_DIRECTIONS FOR THIS TASK_. How would you render this sentence from the C# generics guide in Spanish: "We use generic constraints to restrict the types that can be used as arguments for a generic type parameter."

--- Begin READING TEXT ---

Exploring Advanced Generics in C#: A Practical Guide with Examples

Generics in C# are one of the most powerful features of the language, enabling developers to write flexible, type-safe, and reusable code. This article aims to provide a guided tour of some advanced topics in C# generics, such as constraints, covariance and contravariance, and custom generic interfaces.

  1. Generic Constraints
  2. Generic Constraints with Multiple Types
  3. Covariance and Contravariance
  4. Custom Generic Interfaces
  5. Generic Methods
  6. Generic Collections Customization

1. Generic Constraints

We use generic constraints to restrict the types that can be used as arguments for a generic type parameter.
For example, let’s say my company has employees and products, and I need different printing functions to print employee and product information, respectively.
By using constraints, I can ensure that each printing function only accepts the correct class.

Now, let’s take a look at my printing classes for employees and products.

public class PrintEmployeeInformation<T> where T : class, IEmployee
{ 
  public  void DisplayIdAndName(T Entity)
    {
        Console.WriteLine($"Employee ID: {Entity.Id} , Employee Name: {Entity.Name}, Description: {Entity.Description}");
    }

}
public class PrintProductInformation<T> where T : class, IProduct
{
    public void DisplayIdAndName(T Entity)
    {
        Console.WriteLine($"Product ID: {Entity.Id} , Product Name: {Entity.Name}, Description: {Entity.Description}");
    }

}

As you can see, I set a constraint for the employee printing class to only accept types that implement the IEmployee interface, and similarly, the product printing class only accepts types that implement the IProduct interface.

For example, let’s say I have different employee classes, but both implement the IEmployee interface. Since they meet the constraint, both classes can be passed into the PrintEmployeeInformation class.

public class EmployeeIT : IEmployee
{
    public int Id { get; set; }
    public string Name { get; set; }
    public string Description { get; set; }

    public void Programming()
    {
        Console.WriteLine("I can do programming");
    }
}

public class EmployeeFinance : IEmployee
{
    public int Id { get; set; }
    public string Name { get; set; }
    public string Description { get; set; }

    public void FInanceReport()
    {
        Console.WriteLine("I can do finance report");
    }
}

//Main program

EmployeeIT emp = new EmployeeIT
{
    Id = 101,
    Name = "Alice",
    Description = "IT Department" 
};

EmployeeFinance emp2 = new EmployeeFinance
{
    Id = 102,
    Name = "Bob",
    Description = "Finance Department"

--- End READING TEXT ---
--- Begin DATA LISTING ---

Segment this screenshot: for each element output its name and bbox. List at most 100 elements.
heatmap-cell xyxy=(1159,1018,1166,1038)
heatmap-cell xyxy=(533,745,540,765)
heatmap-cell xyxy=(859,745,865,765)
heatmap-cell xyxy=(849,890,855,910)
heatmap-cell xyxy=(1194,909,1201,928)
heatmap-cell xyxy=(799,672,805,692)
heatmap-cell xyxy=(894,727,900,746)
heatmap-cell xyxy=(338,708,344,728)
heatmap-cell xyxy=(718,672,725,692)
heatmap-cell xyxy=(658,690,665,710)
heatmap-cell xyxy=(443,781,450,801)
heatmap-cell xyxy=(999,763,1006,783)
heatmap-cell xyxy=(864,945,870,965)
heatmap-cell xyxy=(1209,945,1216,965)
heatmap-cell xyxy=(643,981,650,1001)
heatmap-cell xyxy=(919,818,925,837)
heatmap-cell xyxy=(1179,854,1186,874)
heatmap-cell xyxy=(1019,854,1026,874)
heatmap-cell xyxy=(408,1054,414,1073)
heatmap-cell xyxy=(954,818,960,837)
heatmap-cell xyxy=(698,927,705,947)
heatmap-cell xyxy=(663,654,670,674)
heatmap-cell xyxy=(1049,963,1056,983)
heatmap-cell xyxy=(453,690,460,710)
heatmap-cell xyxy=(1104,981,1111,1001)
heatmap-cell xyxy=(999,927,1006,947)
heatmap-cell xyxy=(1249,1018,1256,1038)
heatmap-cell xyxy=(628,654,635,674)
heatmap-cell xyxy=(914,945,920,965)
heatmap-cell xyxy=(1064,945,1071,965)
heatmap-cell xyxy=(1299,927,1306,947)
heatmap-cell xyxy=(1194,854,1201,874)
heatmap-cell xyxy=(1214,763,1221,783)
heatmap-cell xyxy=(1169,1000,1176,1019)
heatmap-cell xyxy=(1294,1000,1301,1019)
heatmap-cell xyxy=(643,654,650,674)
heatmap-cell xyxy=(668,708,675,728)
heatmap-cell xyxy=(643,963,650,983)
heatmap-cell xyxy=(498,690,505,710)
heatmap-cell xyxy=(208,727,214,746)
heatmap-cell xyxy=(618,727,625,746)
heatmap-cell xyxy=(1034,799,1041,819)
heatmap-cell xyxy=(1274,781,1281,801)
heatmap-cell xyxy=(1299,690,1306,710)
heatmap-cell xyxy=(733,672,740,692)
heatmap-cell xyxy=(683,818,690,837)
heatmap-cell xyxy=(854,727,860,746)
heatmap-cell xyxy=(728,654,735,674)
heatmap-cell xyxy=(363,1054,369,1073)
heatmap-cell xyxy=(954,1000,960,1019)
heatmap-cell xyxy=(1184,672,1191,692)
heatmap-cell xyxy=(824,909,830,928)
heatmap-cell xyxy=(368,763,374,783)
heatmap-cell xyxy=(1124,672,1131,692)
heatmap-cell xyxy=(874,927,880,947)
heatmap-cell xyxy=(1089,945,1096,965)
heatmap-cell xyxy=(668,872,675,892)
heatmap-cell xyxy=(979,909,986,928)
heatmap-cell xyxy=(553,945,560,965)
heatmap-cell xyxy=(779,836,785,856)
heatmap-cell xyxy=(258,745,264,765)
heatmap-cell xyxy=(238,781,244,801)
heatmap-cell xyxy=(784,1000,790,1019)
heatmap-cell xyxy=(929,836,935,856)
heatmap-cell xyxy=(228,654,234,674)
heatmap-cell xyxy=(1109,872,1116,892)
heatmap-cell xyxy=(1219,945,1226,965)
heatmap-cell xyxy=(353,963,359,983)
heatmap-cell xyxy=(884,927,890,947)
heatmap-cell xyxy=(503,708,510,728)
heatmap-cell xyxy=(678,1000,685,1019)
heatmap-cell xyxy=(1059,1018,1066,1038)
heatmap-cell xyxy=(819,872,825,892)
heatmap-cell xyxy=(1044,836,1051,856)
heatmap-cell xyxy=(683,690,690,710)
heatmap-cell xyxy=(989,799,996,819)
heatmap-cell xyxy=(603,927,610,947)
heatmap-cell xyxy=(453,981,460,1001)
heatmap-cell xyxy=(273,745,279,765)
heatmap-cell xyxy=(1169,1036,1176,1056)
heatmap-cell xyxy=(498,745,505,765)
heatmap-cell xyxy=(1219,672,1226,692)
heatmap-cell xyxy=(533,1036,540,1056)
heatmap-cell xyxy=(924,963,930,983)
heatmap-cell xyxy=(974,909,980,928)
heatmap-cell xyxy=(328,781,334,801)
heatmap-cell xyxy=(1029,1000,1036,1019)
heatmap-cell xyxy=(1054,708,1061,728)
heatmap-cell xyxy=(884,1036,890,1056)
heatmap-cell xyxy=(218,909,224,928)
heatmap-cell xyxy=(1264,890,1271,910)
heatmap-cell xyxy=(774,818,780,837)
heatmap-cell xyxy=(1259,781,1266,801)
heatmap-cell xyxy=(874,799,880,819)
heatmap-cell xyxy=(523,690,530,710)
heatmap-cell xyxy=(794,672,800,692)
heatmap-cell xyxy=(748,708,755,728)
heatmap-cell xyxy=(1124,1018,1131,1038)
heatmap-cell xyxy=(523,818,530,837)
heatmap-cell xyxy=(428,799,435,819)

--- End DATA LISTING ---

_EXERCISE OUTPUT_. Usamos restricciones genéricas para limitar los tipos que se pueden usar como argumentos de un parámetro de tipo genérico.